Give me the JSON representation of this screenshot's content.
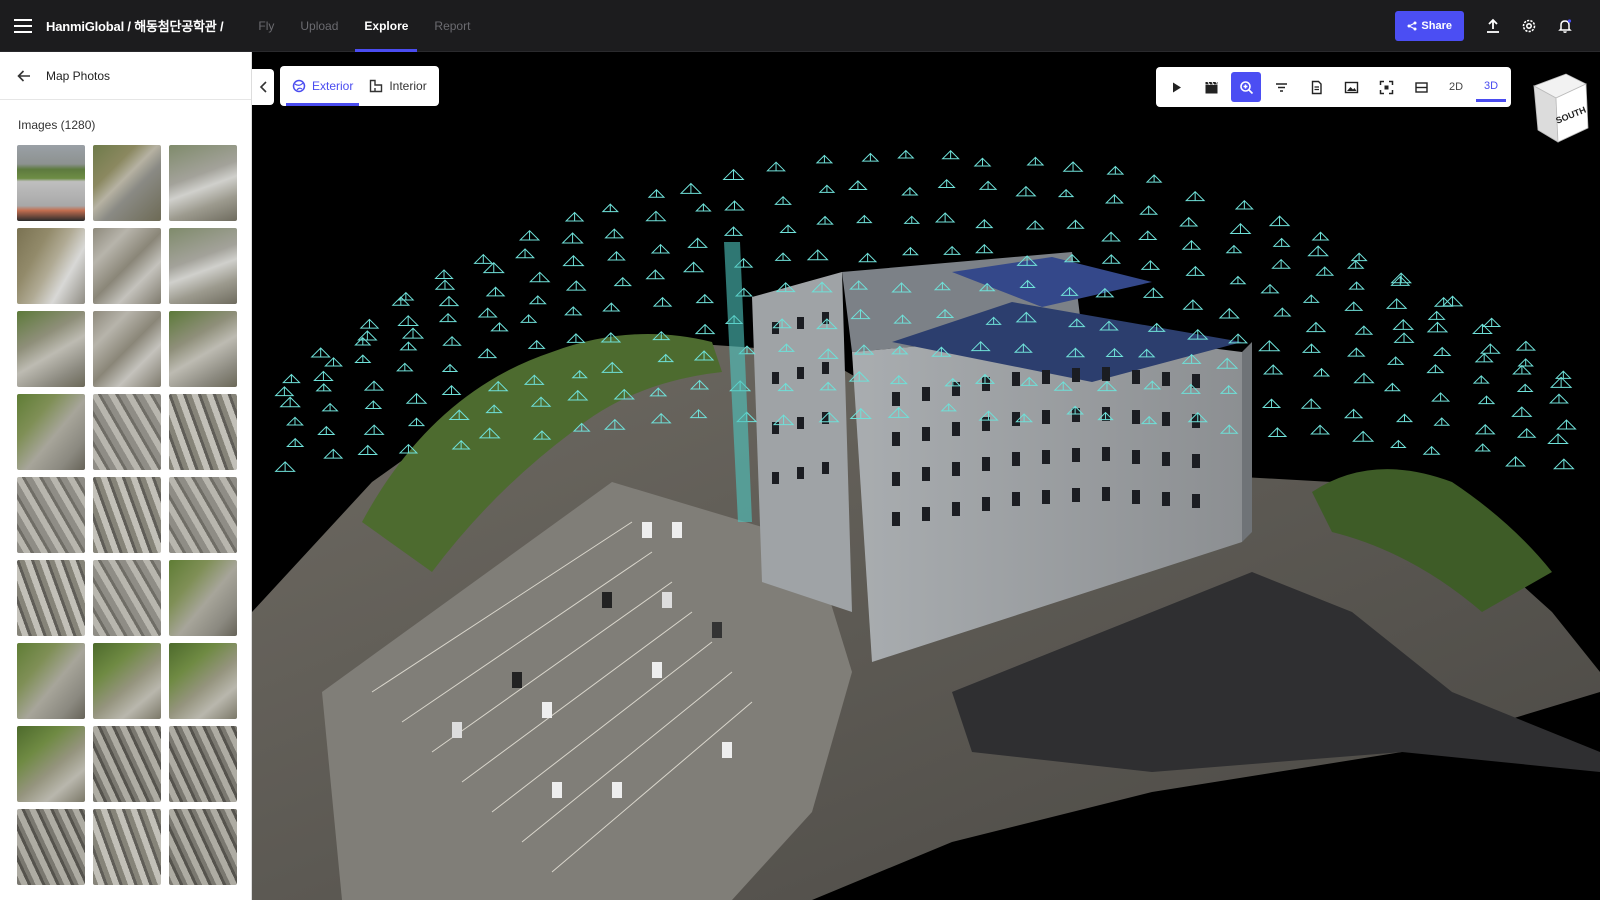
{
  "topbar": {
    "breadcrumb": "HanmiGlobal / 해동첨단공학관 /",
    "tabs": [
      {
        "label": "Fly",
        "active": false
      },
      {
        "label": "Upload",
        "active": false
      },
      {
        "label": "Explore",
        "active": true
      },
      {
        "label": "Report",
        "active": false
      }
    ],
    "share_label": "Share",
    "accent_color": "#4b4ef3"
  },
  "sidebar": {
    "title": "Map Photos",
    "images_label": "Images (1280)",
    "thumbnail_count": 27
  },
  "viewer": {
    "modes": [
      {
        "label": "Exterior",
        "icon": "globe-icon",
        "active": true
      },
      {
        "label": "Interior",
        "icon": "floorplan-icon",
        "active": false
      }
    ],
    "toolbar": {
      "view_2d": "2D",
      "view_3d": "3D",
      "tools": [
        "play-icon",
        "clapperboard-icon",
        "zoom-in-icon",
        "filter-icon",
        "document-icon",
        "image-icon",
        "fullscreen-icon",
        "layers-icon"
      ]
    },
    "view_cube_label": "SOUTH"
  }
}
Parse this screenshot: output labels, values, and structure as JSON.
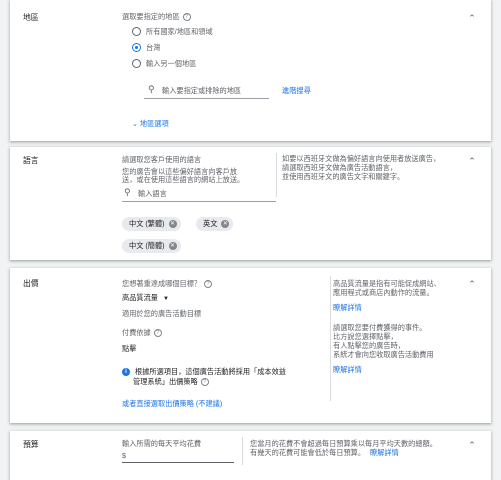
{
  "location": {
    "title": "地區",
    "heading": "選取要指定的地區",
    "options": [
      "所有國家/地區和領域",
      "台灣",
      "輸入另一個地區"
    ],
    "selected_index": 1,
    "search_placeholder": "輸入要指定或排除的地區",
    "advanced_search": "進階搜尋",
    "location_options": "地區選項"
  },
  "languages": {
    "title": "語言",
    "heading": "請選取您客戶使用的語言",
    "desc_line1": "您的廣告會以這些偏好語言向客戶放",
    "desc_line2": "送，或在使用這些語言的網站上放送。",
    "search_placeholder": "輸入語言",
    "chips": [
      "中文 (繁體)",
      "英文",
      "中文 (簡體)"
    ],
    "help_line1": "如要以西班牙文做為偏好語言向使用者放送廣告，",
    "help_line2": "請選取西班牙文做為廣告活動語言，",
    "help_line3": "並使用西班牙文的廣告文字和關鍵字。"
  },
  "bidding": {
    "title": "出價",
    "goal_question": "您想著重達成哪個目標？",
    "goal_value": "高品質流量",
    "goal_note": "適用於您的廣告活動目標",
    "payment_label": "付費依據",
    "payment_value": "點擊",
    "info_line1": "根據所選項目，這個廣告活動將採用「成本效益",
    "info_line2": "管理系統」出價策略",
    "direct_link": "或者直接選取出價策略 (不建議)",
    "help1_line1": "高品質流量是指有可能促成網站、",
    "help1_line2": "應用程式或商店內動作的流量。",
    "learn_more": "瞭解詳情",
    "help2_line1": "請選取您要付費獲得的事件。",
    "help2_line2": "比方說您選擇點擊，",
    "help2_line3": "有人點擊您的廣告時，",
    "help2_line4": "系統才會向您收取廣告活動費用"
  },
  "budget": {
    "title": "預算",
    "label": "輸入所需的每天平均花費",
    "currency": "$",
    "help_line1": "您當月的花費不會超過每日預算乘以每月平均天數的總額。",
    "help_line2": "有幾天的花費可能會低於每日預算。",
    "learn_more": "瞭解詳情"
  }
}
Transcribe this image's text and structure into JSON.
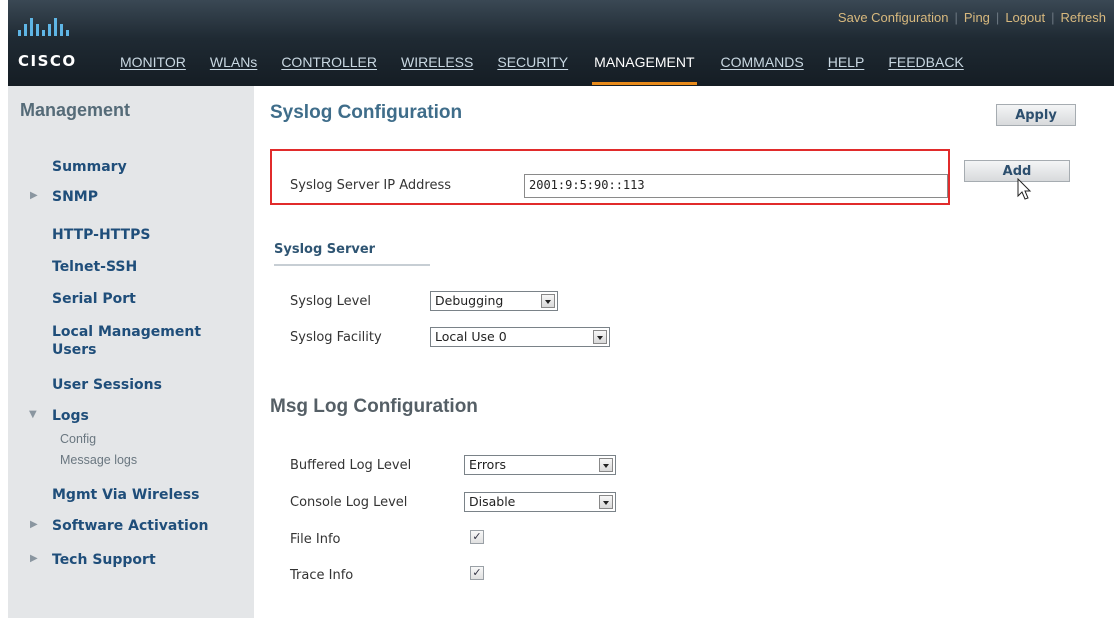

::::

■ **The exercise**:
Pictures are excluded; output everything else in the data verbatim.

■ **Final answer**:
Give me the JSON representation of this screenshot's content.
{
  "topbar": {
    "breadcrumb": "HanmiGlobal / 해동첨단공학관 /",
    "tabs": [
      {
        "label": "Fly",
        "active": false
      },
      {
        "label": "Upload",
        "active": false
      },
      {
        "label": "Explore",
        "active": true
      },
      {
        "label": "Report",
        "active": false
      }
    ],
    "share_label": "Share",
    "accent_color": "#4b4ef3"
  },
  "sidebar": {
    "title": "Map Photos",
    "images_label": "Images (1280)",
    "thumbnail_count": 27
  },
  "viewer": {
    "modes": [
      {
        "label": "Exterior",
        "icon": "globe-icon",
        "active": true
      },
      {
        "label": "Interior",
        "icon": "floorplan-icon",
        "active": false
      }
    ],
    "toolbar": {
      "view_2d": "2D",
      "view_3d": "3D",
      "tools": [
        "play-icon",
        "clapperboard-icon",
        "zoom-in-icon",
        "filter-icon",
        "document-icon",
        "image-icon",
        "fullscreen-icon",
        "layers-icon"
      ]
    },
    "view_cube_label": "SOUTH"
  }
}
Parse this screenshot: output labels, values, and structure as JSON.
{
  "location": {
    "title": "地區",
    "heading": "選取要指定的地區",
    "options": [
      "所有國家/地區和領域",
      "台灣",
      "輸入另一個地區"
    ],
    "selected_index": 1,
    "search_placeholder": "輸入要指定或排除的地區",
    "advanced_search": "進階搜尋",
    "location_options": "地區選項"
  },
  "languages": {
    "title": "語言",
    "heading": "請選取您客戶使用的語言",
    "desc_line1": "您的廣告會以這些偏好語言向客戶放",
    "desc_line2": "送，或在使用這些語言的網站上放送。",
    "search_placeholder": "輸入語言",
    "chips": [
      "中文 (繁體)",
      "英文",
      "中文 (簡體)"
    ],
    "help_line1": "如要以西班牙文做為偏好語言向使用者放送廣告，",
    "help_line2": "請選取西班牙文做為廣告活動語言，",
    "help_line3": "並使用西班牙文的廣告文字和關鍵字。"
  },
  "bidding": {
    "title": "出價",
    "goal_question": "您想著重達成哪個目標？",
    "goal_value": "高品質流量",
    "goal_note": "適用於您的廣告活動目標",
    "payment_label": "付費依據",
    "payment_value": "點擊",
    "info_line1": "根據所選項目，這個廣告活動將採用「成本效益",
    "info_line2": "管理系統」出價策略",
    "direct_link": "或者直接選取出價策略 (不建議)",
    "help1_line1": "高品質流量是指有可能促成網站、",
    "help1_line2": "應用程式或商店內動作的流量。",
    "learn_more": "瞭解詳情",
    "help2_line1": "請選取您要付費獲得的事件。",
    "help2_line2": "比方說您選擇點擊，",
    "help2_line3": "有人點擊您的廣告時，",
    "help2_line4": "系統才會向您收取廣告活動費用"
  },
  "budget": {
    "title": "預算",
    "label": "輸入所需的每天平均花費",
    "currency": "$",
    "help_line1": "您當月的花費不會超過每日預算乘以每月平均天數的總額。",
    "help_line2": "有幾天的花費可能會低於每日預算。",
    "learn_more": "瞭解詳情"
  }
}
Transcribe this image's text and structure into JSON.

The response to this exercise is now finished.